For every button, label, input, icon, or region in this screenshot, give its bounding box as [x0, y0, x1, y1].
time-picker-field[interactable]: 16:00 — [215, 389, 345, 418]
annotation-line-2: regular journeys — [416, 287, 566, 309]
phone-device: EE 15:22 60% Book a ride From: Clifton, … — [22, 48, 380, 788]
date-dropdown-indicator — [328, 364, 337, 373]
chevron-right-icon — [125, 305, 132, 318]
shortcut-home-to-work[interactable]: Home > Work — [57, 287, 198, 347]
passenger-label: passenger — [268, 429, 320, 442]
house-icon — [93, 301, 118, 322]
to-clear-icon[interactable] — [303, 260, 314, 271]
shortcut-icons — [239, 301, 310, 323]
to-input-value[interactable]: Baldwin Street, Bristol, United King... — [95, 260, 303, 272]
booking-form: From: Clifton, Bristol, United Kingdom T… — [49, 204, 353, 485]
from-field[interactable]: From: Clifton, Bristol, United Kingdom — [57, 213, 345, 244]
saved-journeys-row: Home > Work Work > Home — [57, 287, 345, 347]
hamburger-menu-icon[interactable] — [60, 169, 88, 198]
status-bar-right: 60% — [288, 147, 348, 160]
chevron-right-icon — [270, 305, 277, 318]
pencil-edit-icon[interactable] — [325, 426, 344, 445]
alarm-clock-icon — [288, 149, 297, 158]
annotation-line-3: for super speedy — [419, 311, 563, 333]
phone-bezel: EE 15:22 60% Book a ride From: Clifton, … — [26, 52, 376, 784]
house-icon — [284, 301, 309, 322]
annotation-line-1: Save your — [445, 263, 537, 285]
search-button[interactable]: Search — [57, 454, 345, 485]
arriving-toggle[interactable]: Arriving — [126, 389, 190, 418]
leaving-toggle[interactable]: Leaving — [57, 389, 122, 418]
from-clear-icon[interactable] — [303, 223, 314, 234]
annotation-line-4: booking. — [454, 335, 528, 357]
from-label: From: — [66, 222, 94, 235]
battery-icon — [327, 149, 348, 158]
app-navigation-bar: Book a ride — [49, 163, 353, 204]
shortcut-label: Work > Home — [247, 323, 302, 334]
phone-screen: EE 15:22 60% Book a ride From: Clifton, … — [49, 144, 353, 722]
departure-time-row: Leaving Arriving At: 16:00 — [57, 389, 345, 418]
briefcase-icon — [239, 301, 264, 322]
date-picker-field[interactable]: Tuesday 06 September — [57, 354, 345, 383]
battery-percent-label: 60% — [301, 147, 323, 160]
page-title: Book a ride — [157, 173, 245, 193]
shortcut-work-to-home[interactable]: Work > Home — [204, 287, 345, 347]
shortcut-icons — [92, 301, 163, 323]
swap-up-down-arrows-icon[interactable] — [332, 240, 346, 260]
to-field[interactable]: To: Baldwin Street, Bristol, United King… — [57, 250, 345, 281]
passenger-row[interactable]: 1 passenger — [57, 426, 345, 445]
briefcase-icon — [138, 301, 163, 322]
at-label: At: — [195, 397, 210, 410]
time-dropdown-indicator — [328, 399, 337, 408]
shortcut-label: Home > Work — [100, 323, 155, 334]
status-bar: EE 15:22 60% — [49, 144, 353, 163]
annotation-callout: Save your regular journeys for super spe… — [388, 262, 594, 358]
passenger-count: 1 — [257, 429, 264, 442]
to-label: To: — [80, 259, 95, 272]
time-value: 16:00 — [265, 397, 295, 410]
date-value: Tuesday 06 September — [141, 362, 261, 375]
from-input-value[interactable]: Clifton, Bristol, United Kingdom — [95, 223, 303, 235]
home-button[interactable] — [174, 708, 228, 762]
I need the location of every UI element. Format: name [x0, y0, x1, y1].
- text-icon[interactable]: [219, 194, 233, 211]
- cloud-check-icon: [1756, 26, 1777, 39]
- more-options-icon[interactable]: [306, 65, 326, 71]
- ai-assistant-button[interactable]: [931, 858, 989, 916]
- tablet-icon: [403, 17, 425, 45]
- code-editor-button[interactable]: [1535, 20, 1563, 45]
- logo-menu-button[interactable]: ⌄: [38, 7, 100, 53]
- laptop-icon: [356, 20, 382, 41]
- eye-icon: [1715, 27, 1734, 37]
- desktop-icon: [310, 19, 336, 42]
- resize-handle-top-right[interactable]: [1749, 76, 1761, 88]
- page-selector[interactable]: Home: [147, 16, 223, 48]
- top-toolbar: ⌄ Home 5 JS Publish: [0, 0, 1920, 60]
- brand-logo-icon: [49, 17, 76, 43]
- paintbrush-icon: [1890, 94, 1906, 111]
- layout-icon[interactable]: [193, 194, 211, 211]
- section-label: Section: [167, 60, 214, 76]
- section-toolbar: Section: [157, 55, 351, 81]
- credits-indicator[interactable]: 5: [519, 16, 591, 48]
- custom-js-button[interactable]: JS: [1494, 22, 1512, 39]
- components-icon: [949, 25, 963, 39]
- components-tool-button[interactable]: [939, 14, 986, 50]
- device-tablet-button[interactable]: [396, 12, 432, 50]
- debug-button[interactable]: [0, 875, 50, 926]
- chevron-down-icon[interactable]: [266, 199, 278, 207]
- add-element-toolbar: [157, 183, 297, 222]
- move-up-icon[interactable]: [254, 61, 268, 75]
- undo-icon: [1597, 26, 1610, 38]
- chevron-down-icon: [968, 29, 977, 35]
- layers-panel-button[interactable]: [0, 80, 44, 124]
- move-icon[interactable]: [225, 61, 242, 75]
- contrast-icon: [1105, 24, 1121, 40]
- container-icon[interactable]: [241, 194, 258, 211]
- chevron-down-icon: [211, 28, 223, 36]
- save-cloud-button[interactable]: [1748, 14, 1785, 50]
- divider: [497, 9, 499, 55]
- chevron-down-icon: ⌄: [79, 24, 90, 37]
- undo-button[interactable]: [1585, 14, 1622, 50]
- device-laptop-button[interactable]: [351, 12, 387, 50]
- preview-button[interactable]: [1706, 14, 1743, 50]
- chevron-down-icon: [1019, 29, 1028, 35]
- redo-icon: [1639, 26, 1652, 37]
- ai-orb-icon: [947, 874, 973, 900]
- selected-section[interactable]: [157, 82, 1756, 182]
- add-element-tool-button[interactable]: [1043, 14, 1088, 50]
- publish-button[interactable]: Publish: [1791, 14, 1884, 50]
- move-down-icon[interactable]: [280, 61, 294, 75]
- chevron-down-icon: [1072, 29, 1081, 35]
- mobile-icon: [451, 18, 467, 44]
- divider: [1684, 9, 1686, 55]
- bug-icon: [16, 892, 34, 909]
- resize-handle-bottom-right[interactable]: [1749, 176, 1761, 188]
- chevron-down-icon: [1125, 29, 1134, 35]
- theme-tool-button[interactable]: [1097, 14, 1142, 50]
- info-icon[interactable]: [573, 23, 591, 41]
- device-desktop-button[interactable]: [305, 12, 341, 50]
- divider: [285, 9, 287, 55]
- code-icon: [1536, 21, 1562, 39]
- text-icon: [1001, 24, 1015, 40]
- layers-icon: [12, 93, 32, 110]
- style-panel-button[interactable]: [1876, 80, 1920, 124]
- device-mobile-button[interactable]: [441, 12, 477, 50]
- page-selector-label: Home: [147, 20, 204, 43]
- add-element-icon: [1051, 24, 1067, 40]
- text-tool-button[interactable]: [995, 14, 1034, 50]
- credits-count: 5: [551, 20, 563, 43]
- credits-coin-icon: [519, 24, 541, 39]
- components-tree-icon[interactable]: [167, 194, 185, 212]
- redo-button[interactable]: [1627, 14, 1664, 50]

● What to produce: Change "regular journeys" to "frequent journeys" in the rows from the first one up to and including the row with "chevron-right-icon — [125, 305, 132, 318]", and give those rows again with nothing else altered.

● Problem solution:
For every button, label, input, icon, or region in this screenshot, give its bounding box as [x0, y0, x1, y1].
time-picker-field[interactable]: 16:00 — [215, 389, 345, 418]
annotation-line-2: frequent journeys — [416, 287, 566, 309]
phone-device: EE 15:22 60% Book a ride From: Clifton, … — [22, 48, 380, 788]
date-dropdown-indicator — [328, 364, 337, 373]
chevron-right-icon — [125, 305, 132, 318]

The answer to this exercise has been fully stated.